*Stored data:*
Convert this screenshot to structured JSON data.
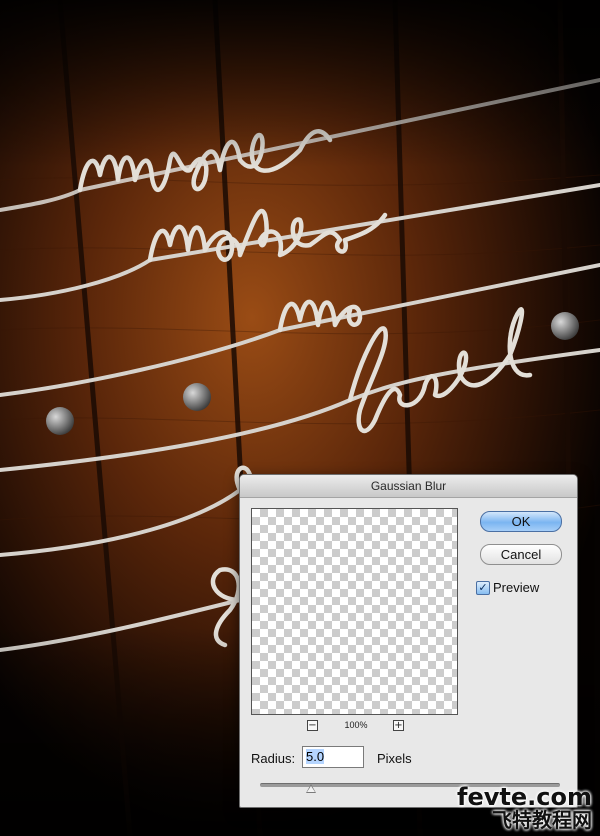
{
  "artwork": {
    "lettering": "music makes me feel",
    "accent_wood": "#6a2e0c",
    "string_color": "#d6d2cc"
  },
  "dialog": {
    "title": "Gaussian Blur",
    "ok_label": "OK",
    "cancel_label": "Cancel",
    "preview_label": "Preview",
    "preview_checked": true,
    "zoom_out_label": "−",
    "zoom_in_label": "+",
    "zoom_level": "100%",
    "radius_label": "Radius:",
    "radius_value": "5.0",
    "radius_unit": "Pixels",
    "slider_level": 0.17
  },
  "watermark": {
    "top": "fevte.com",
    "bottom": "飞特教程网"
  }
}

*Given problem:* Copy all the records above exactly, but leave out the pictures.

*Solution for this task:*
Convert this screenshot to structured JSON data.
{
  "artwork": {
    "lettering": "music makes me feel",
    "accent_wood": "#6a2e0c",
    "string_color": "#d6d2cc"
  },
  "dialog": {
    "title": "Gaussian Blur",
    "ok_label": "OK",
    "cancel_label": "Cancel",
    "preview_label": "Preview",
    "preview_checked": true,
    "zoom_out_label": "−",
    "zoom_in_label": "+",
    "zoom_level": "100%",
    "radius_label": "Radius:",
    "radius_value": "5.0",
    "radius_unit": "Pixels",
    "slider_level": 0.17
  },
  "watermark": {
    "top": "fevte.com",
    "bottom": "飞特教程网"
  }
}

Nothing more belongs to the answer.